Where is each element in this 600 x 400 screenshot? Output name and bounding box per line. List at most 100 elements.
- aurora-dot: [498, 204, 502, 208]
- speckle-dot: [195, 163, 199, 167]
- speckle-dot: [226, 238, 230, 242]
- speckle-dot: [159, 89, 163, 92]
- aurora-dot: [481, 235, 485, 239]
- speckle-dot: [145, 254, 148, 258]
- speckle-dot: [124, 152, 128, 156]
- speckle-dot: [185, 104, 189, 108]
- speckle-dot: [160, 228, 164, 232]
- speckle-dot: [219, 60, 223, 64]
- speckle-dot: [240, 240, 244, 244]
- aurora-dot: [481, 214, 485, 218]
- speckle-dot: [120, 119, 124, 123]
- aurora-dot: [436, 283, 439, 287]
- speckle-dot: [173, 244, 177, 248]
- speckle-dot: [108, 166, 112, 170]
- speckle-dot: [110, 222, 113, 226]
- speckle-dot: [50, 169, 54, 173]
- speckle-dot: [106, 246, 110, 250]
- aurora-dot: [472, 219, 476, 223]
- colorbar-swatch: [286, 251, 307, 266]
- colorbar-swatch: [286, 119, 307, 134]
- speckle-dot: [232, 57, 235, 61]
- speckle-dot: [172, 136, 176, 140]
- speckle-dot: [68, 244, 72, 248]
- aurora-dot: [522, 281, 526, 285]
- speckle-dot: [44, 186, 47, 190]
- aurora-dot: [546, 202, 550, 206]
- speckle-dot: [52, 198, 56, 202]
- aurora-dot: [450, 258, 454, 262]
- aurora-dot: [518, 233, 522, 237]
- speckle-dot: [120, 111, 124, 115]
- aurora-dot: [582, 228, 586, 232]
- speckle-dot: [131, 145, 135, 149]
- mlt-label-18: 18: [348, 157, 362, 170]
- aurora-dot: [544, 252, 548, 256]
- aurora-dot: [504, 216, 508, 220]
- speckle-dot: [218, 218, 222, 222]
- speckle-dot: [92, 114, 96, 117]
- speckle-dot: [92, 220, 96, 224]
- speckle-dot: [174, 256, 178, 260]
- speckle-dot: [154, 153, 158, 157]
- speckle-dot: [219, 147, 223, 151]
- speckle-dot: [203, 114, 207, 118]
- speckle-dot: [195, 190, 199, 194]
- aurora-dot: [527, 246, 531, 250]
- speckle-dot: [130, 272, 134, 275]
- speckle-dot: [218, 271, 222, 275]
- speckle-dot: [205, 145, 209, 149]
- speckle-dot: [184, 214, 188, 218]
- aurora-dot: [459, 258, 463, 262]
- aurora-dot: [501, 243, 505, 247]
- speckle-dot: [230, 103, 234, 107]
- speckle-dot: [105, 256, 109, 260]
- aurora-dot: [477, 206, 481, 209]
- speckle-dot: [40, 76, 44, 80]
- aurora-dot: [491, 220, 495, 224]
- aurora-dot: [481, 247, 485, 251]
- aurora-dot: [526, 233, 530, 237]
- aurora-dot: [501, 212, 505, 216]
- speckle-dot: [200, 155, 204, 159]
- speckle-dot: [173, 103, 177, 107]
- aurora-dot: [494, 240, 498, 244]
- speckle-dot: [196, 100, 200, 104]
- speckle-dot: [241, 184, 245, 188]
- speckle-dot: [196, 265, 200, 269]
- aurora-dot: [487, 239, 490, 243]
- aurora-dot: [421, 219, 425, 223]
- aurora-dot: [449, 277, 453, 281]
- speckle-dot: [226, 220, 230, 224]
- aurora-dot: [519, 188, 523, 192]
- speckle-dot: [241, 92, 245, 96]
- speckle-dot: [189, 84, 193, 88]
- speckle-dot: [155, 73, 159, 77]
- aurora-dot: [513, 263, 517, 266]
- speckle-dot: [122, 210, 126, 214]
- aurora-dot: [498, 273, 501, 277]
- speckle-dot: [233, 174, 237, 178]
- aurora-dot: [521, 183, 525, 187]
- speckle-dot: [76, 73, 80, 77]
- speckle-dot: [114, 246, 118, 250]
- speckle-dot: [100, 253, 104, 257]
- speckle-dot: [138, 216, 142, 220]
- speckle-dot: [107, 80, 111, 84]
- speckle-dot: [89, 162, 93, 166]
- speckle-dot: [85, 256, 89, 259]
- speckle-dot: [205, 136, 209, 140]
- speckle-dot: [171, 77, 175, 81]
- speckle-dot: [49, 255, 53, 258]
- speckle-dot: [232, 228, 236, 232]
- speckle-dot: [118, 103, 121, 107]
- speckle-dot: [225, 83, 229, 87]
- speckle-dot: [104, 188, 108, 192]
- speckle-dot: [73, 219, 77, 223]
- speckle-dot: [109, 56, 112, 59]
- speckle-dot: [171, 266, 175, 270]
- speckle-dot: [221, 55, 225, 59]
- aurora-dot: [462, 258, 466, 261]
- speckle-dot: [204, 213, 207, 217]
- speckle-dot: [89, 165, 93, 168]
==
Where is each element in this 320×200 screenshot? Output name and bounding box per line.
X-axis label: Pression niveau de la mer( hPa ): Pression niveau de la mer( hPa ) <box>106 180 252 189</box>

Task requirements: Copy the lines verbatim, starting at the line with "Where is each element in this 320×200" and ending at the line with "X-axis label: Pression".

Response to this task:
Where is each element in this 320×200 screenshot? Output name and bounding box per line.
X-axis label: Pression niveau de la mer( hPa ): Pression niveau de la mer( hPa ) <box>106 180 252 189</box>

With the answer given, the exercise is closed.